▶ **TO BE DONE**: Copy every line with the string "JSON" in it.

▶ **RECORDS FOR THIS TASK**:
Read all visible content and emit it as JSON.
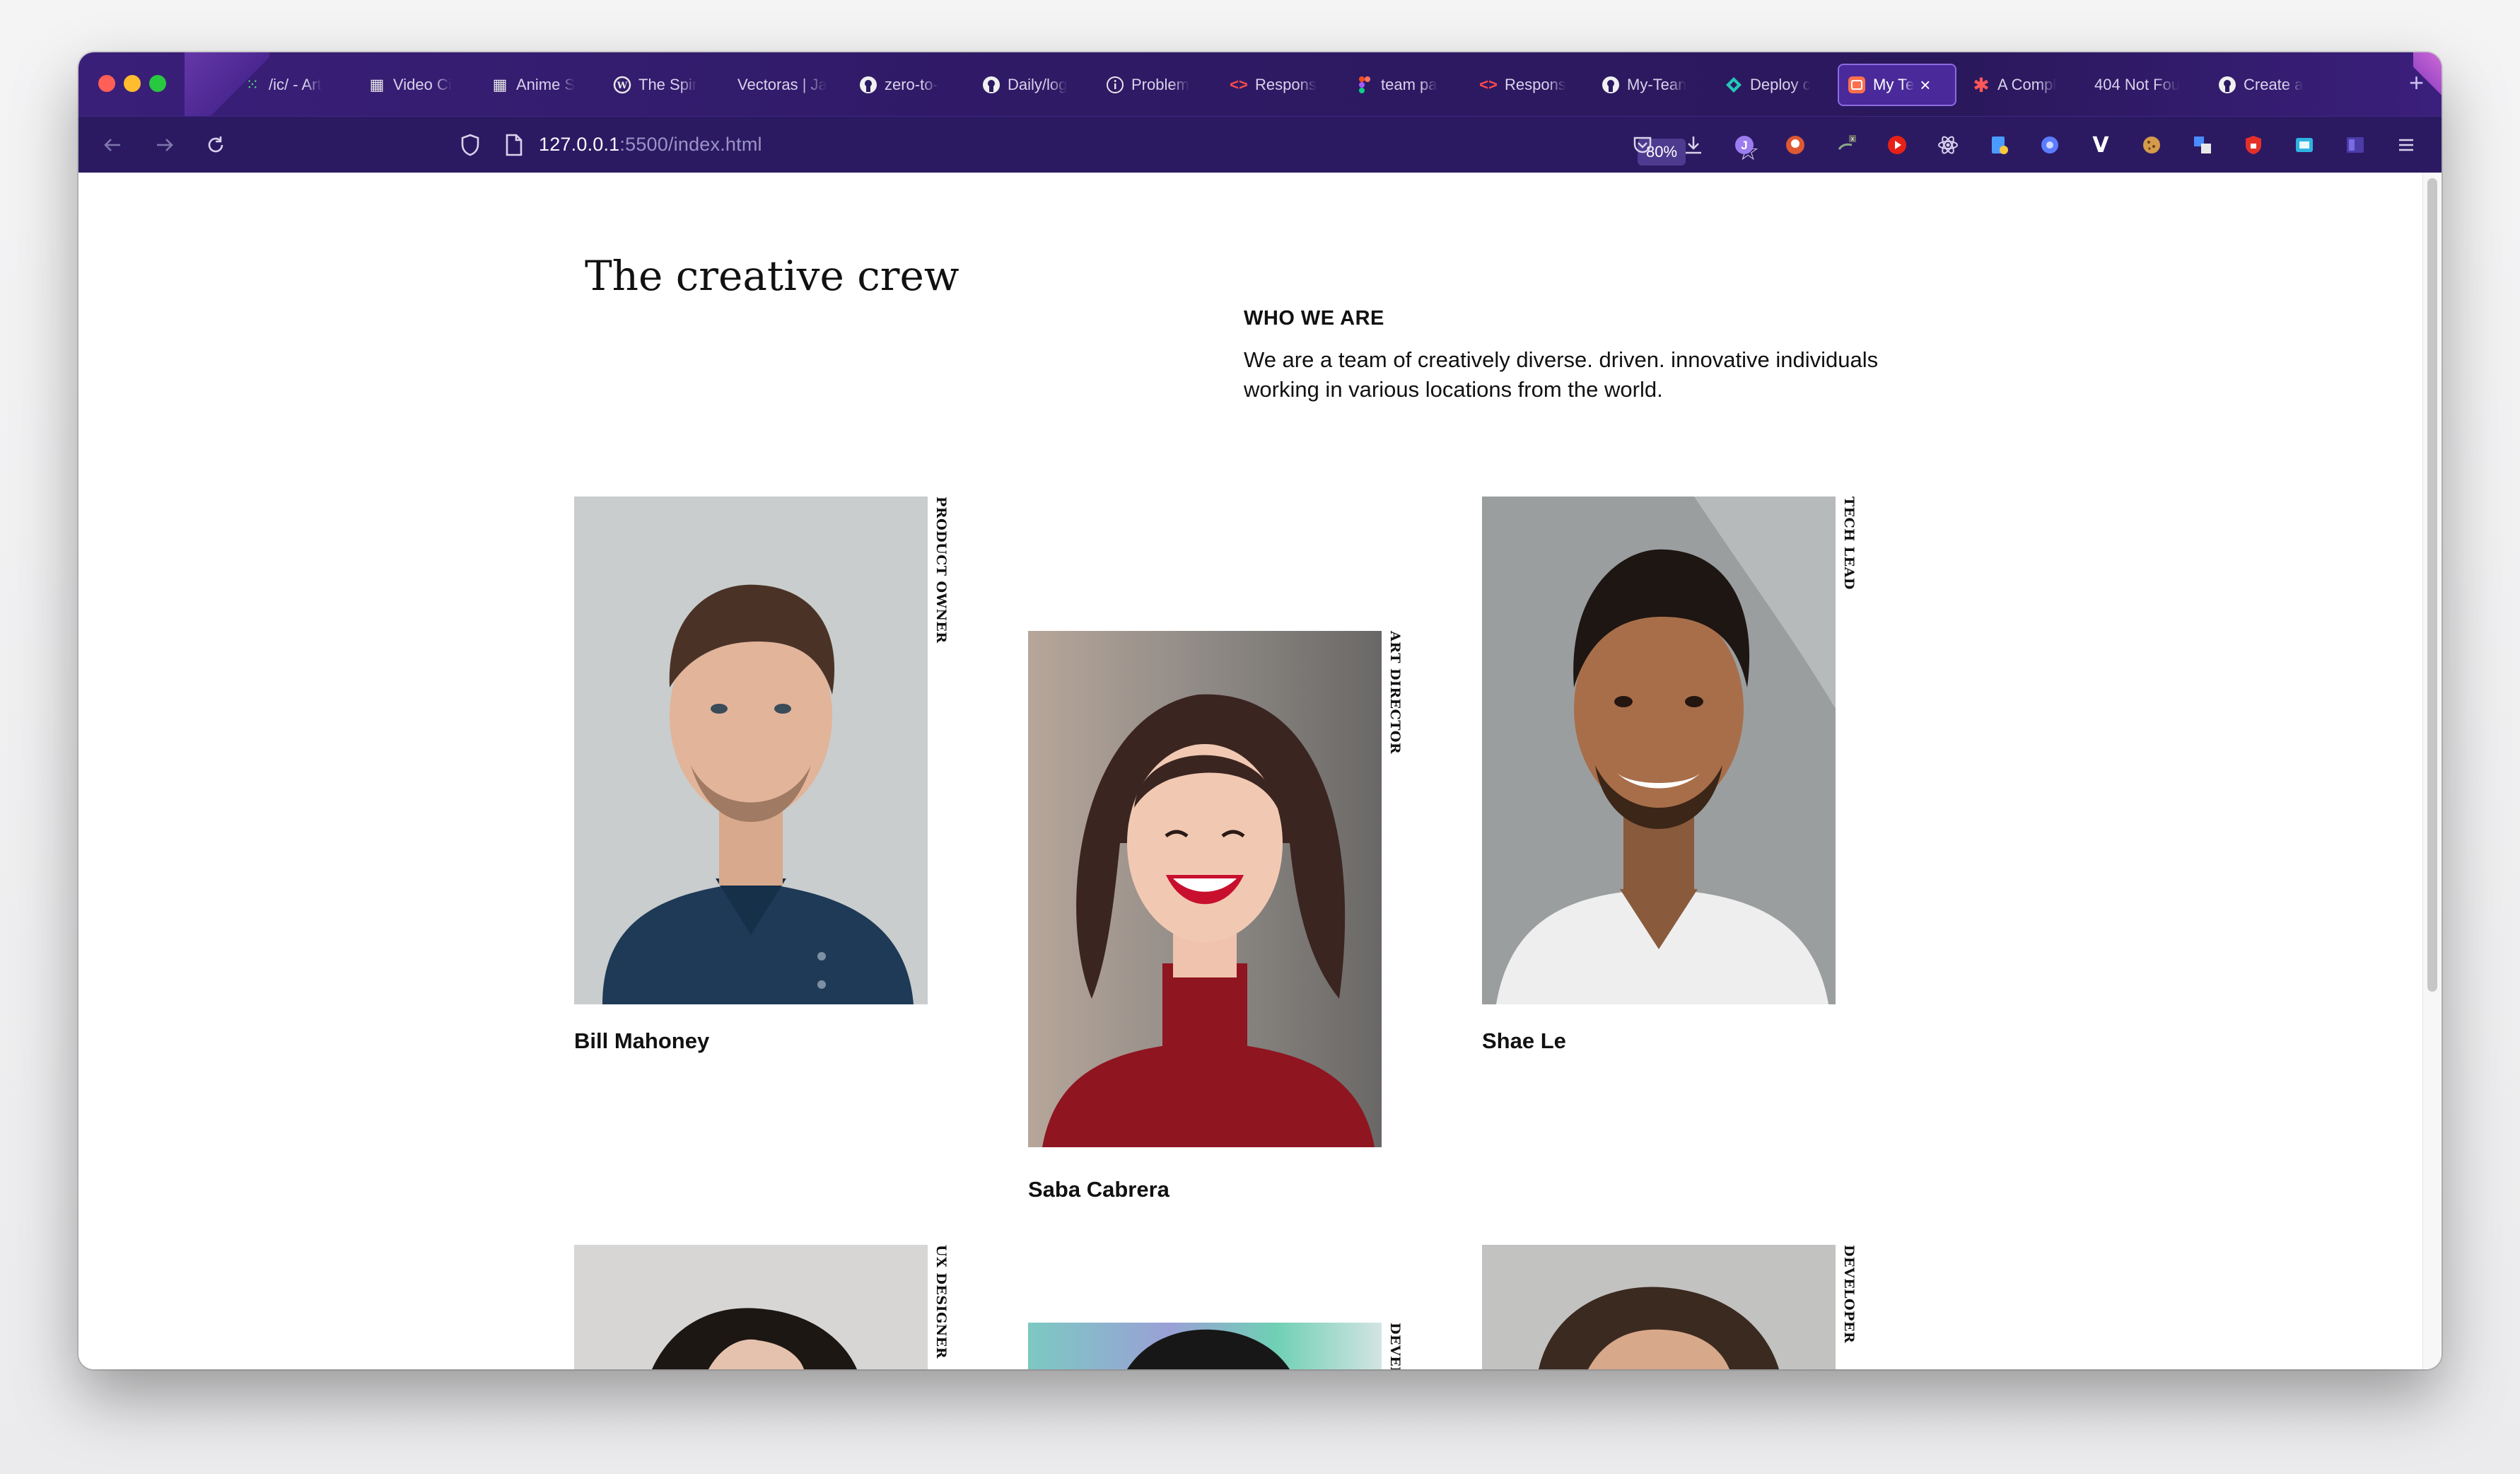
{
  "browser": {
    "tabs": [
      {
        "label": "/ic/ - Art",
        "icon": "grid-icon"
      },
      {
        "label": "Video Ci",
        "icon": "calendar-icon"
      },
      {
        "label": "Anime S",
        "icon": "calendar-icon"
      },
      {
        "label": "The Spir",
        "icon": "wordpress-icon"
      },
      {
        "label": "Vectoras | Ja",
        "icon": "none"
      },
      {
        "label": "zero-to-",
        "icon": "github-icon"
      },
      {
        "label": "Daily/log",
        "icon": "github-icon"
      },
      {
        "label": "Problem",
        "icon": "info-icon"
      },
      {
        "label": "Respons",
        "icon": "code-icon"
      },
      {
        "label": "team pa",
        "icon": "figma-icon"
      },
      {
        "label": "Respons",
        "icon": "code-icon"
      },
      {
        "label": "My-Tean",
        "icon": "github-icon"
      },
      {
        "label": "Deploy c",
        "icon": "diamond-icon"
      },
      {
        "label": "My Te",
        "icon": "app-icon",
        "active": true
      },
      {
        "label": "A Compl",
        "icon": "asterisk-icon"
      },
      {
        "label": "404 Not Fou",
        "icon": "none"
      },
      {
        "label": "Create a",
        "icon": "github-icon"
      }
    ],
    "new_tab": "+",
    "url_host": "127.0.0.1",
    "url_rest": ":5500/index.html",
    "zoom": "80%",
    "colors": {
      "frame": "#2b1a62",
      "active_tab": "#4a2a9a"
    }
  },
  "page": {
    "title": "The creative crew",
    "who_heading": "WHO WE ARE",
    "who_text": "We are a team of creatively diverse. driven. innovative individuals working in various locations from the world.",
    "members": [
      {
        "name": "Bill Mahoney",
        "role": "PRODUCT OWNER"
      },
      {
        "name": "Saba Cabrera",
        "role": "ART DIRECTOR"
      },
      {
        "name": "Shae Le",
        "role": "TECH LEAD"
      },
      {
        "name": "",
        "role": "UX DESIGNER"
      },
      {
        "name": "",
        "role": "DEVELOPER"
      },
      {
        "name": "",
        "role": "DEVELOPER"
      }
    ]
  }
}
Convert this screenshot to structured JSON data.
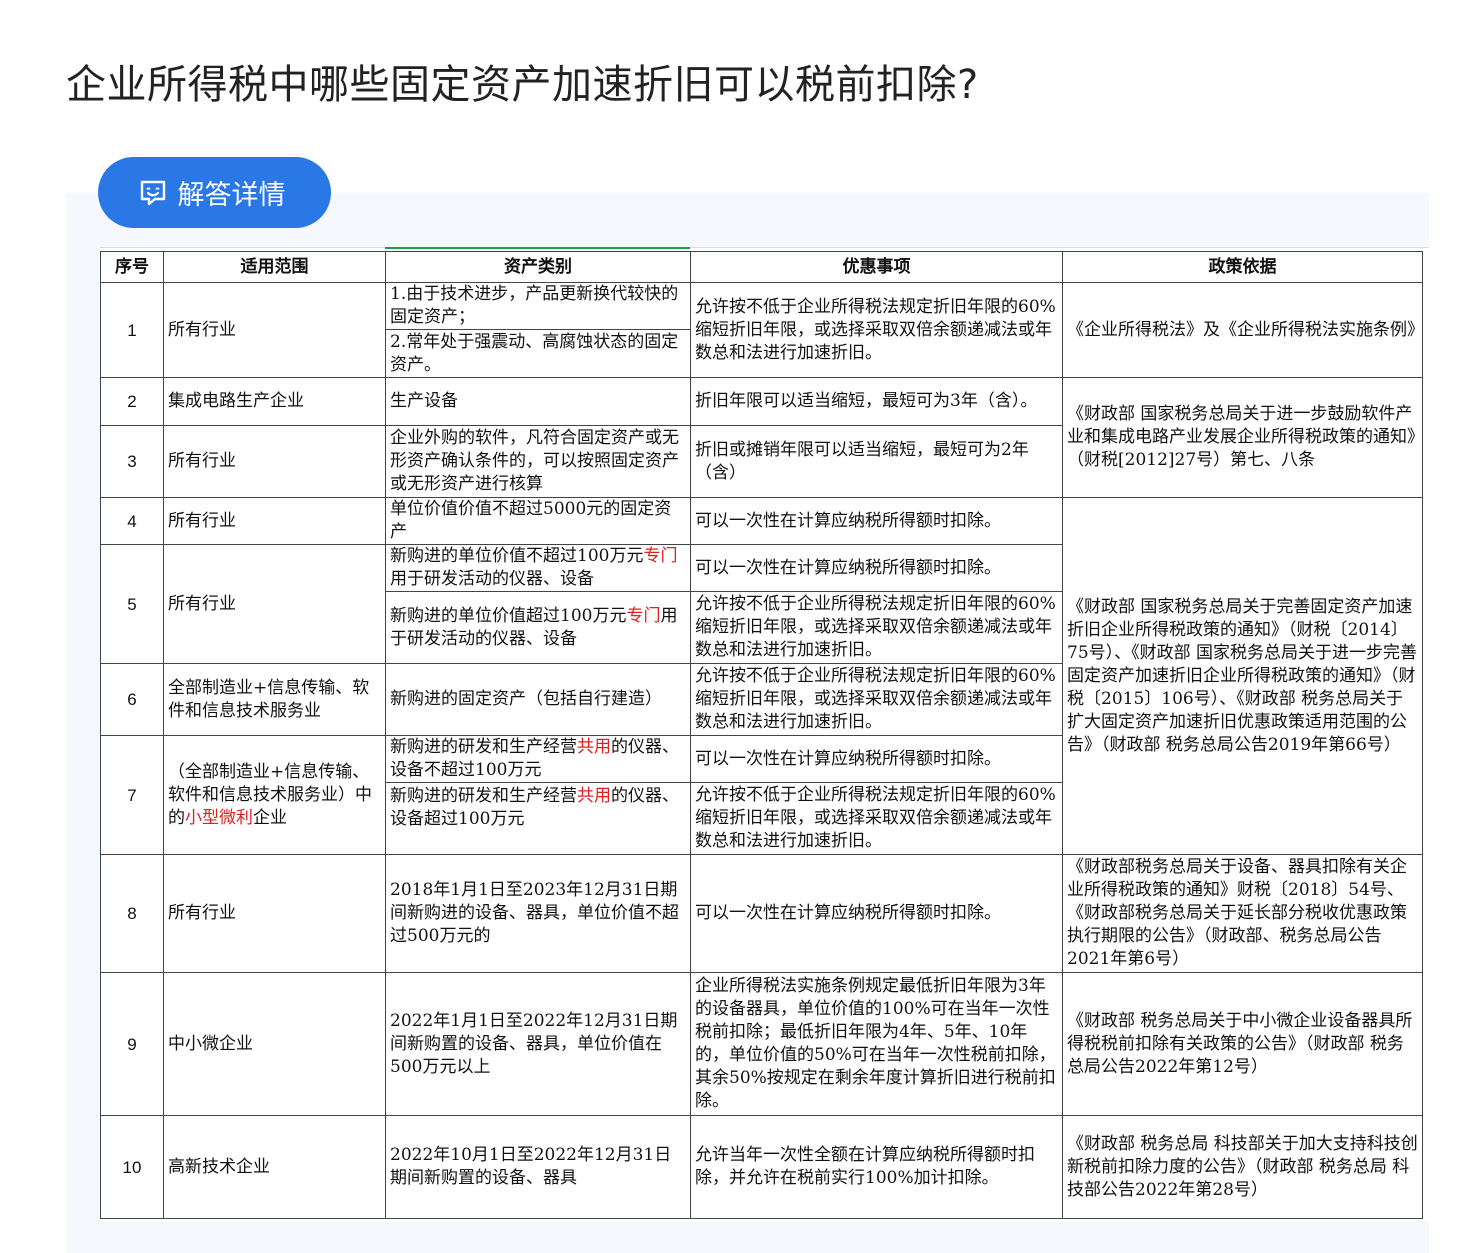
{
  "page": {
    "title": "企业所得税中哪些固定资产加速折旧可以税前扣除?"
  },
  "answer_button": {
    "label": "解答详情",
    "icon": "answer-detail-icon",
    "color": "#2a77e6"
  },
  "table": {
    "headers": [
      "序号",
      "适用范围",
      "资产类别",
      "优惠事项",
      "政策依据"
    ],
    "highlight_color": "#e02020",
    "rows": [
      {
        "num": "1",
        "scope": "所有行业",
        "assets": [
          "1.由于技术进步，产品更新换代较快的固定资产；",
          "2.常年处于强震动、高腐蚀状态的固定资产。"
        ],
        "benefit": "允许按不低于企业所得税法规定折旧年限的60%缩短折旧年限，或选择采取双倍余额递减法或年数总和法进行加速折旧。",
        "policy": "《企业所得税法》及《企业所得税法实施条例》"
      },
      {
        "num": "2",
        "scope": "集成电路生产企业",
        "asset": "生产设备",
        "benefit": "折旧年限可以适当缩短，最短可为3年（含）。"
      },
      {
        "num": "3",
        "scope": "所有行业",
        "asset": "企业外购的软件，凡符合固定资产或无形资产确认条件的，可以按照固定资产或无形资产进行核算",
        "benefit": "折旧或摊销年限可以适当缩短，最短可为2年（含）"
      },
      {
        "num": "4",
        "scope": "所有行业",
        "asset": "单位价值价值不超过5000元的固定资产",
        "benefit": "可以一次性在计算应纳税所得额时扣除。"
      },
      {
        "num": "5",
        "scope": "所有行业",
        "asset_a_pre": "新购进的单位价值不超过100万元",
        "asset_a_red": "专门",
        "asset_a_post": "用于研发活动的仪器、设备",
        "benefit_a": "可以一次性在计算应纳税所得额时扣除。",
        "asset_b_pre": "新购进的单位价值超过100万元",
        "asset_b_red": "专门",
        "asset_b_post": "用于研发活动的仪器、设备",
        "benefit_b": "允许按不低于企业所得税法规定折旧年限的60%缩短折旧年限，或选择采取双倍余额递减法或年数总和法进行加速折旧。"
      },
      {
        "num": "6",
        "scope": "全部制造业+信息传输、软件和信息技术服务业",
        "asset": "新购进的固定资产（包括自行建造）",
        "benefit": "允许按不低于企业所得税法规定折旧年限的60%缩短折旧年限，或选择采取双倍余额递减法或年数总和法进行加速折旧。"
      },
      {
        "num": "7",
        "scope_pre": "（全部制造业+信息传输、软件和信息技术服务业）中的",
        "scope_red": "小型微利",
        "scope_post": "企业",
        "asset_a_pre": "新购进的研发和生产经营",
        "asset_a_red": "共用",
        "asset_a_post": "的仪器、设备不超过100万元",
        "benefit_a": "可以一次性在计算应纳税所得额时扣除。",
        "asset_b_pre": "新购进的研发和生产经营",
        "asset_b_red": "共用",
        "asset_b_post": "的仪器、设备超过100万元",
        "benefit_b": "允许按不低于企业所得税法规定折旧年限的60%缩短折旧年限，或选择采取双倍余额递减法或年数总和法进行加速折旧。"
      },
      {
        "num": "8",
        "scope": "所有行业",
        "asset": "2018年1月1日至2023年12月31日期间新购进的设备、器具，单位价值不超过500万元的",
        "benefit": "可以一次性在计算应纳税所得额时扣除。",
        "policy": "《财政部税务总局关于设备、器具扣除有关企业所得税政策的通知》财税〔2018〕54号、《财政部税务总局关于延长部分税收优惠政策执行期限的公告》（财政部、税务总局公告2021年第6号）"
      },
      {
        "num": "9",
        "scope": "中小微企业",
        "asset": "2022年1月1日至2022年12月31日期间新购置的设备、器具，单位价值在500万元以上",
        "benefit": "企业所得税法实施条例规定最低折旧年限为3年的设备器具，单位价值的100%可在当年一次性税前扣除；最低折旧年限为4年、5年、10年的，单位价值的50%可在当年一次性税前扣除，其余50%按规定在剩余年度计算折旧进行税前扣除。",
        "policy": "《财政部 税务总局关于中小微企业设备器具所得税税前扣除有关政策的公告》（财政部 税务总局公告2022年第12号）"
      },
      {
        "num": "10",
        "scope": "高新技术企业",
        "asset": "2022年10月1日至2022年12月31日期间新购置的设备、器具",
        "benefit": "允许当年一次性全额在计算应纳税所得额时扣除，并允许在税前实行100%加计扣除。",
        "policy": "《财政部 税务总局 科技部关于加大支持科技创新税前扣除力度的公告》（财政部 税务总局 科技部公告2022年第28号）"
      }
    ],
    "policy_2_3": "《财政部 国家税务总局关于进一步鼓励软件产业和集成电路产业发展企业所得税政策的通知》（财税[2012]27号）第七、八条",
    "policy_4_7": "《财政部 国家税务总局关于完善固定资产加速折旧企业所得税政策的通知》（财税〔2014〕75号）、《财政部 国家税务总局关于进一步完善固定资产加速折旧企业所得税政策的通知》（财税〔2015〕106号）、《财政部 税务总局关于扩大固定资产加速折旧优惠政策适用范围的公告》（财政部 税务总局公告2019年第66号）"
  }
}
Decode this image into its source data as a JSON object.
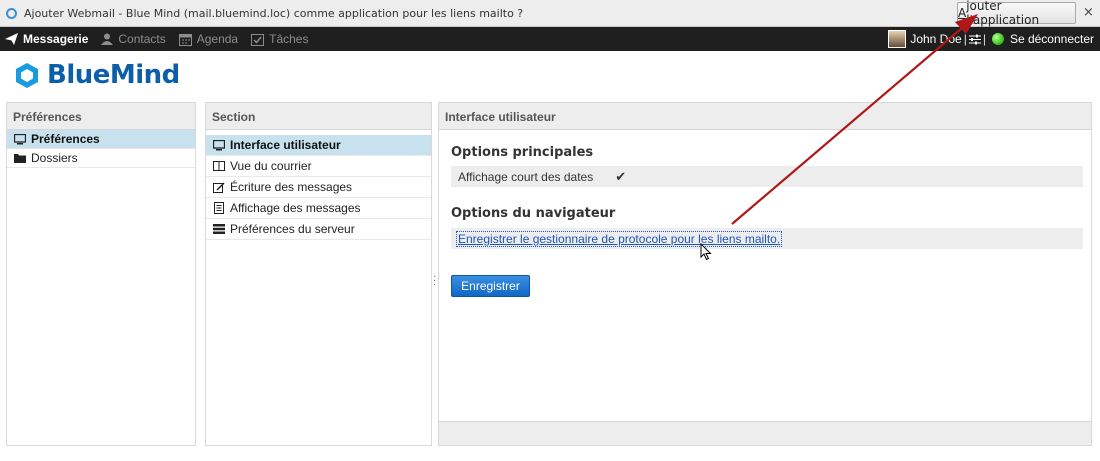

▶ **EXERCISE RESPONSE**:
Read all visible content and emit it as JSON.
Convert this screenshot to structured JSON data.
Decode this image into its source data as a JSON object.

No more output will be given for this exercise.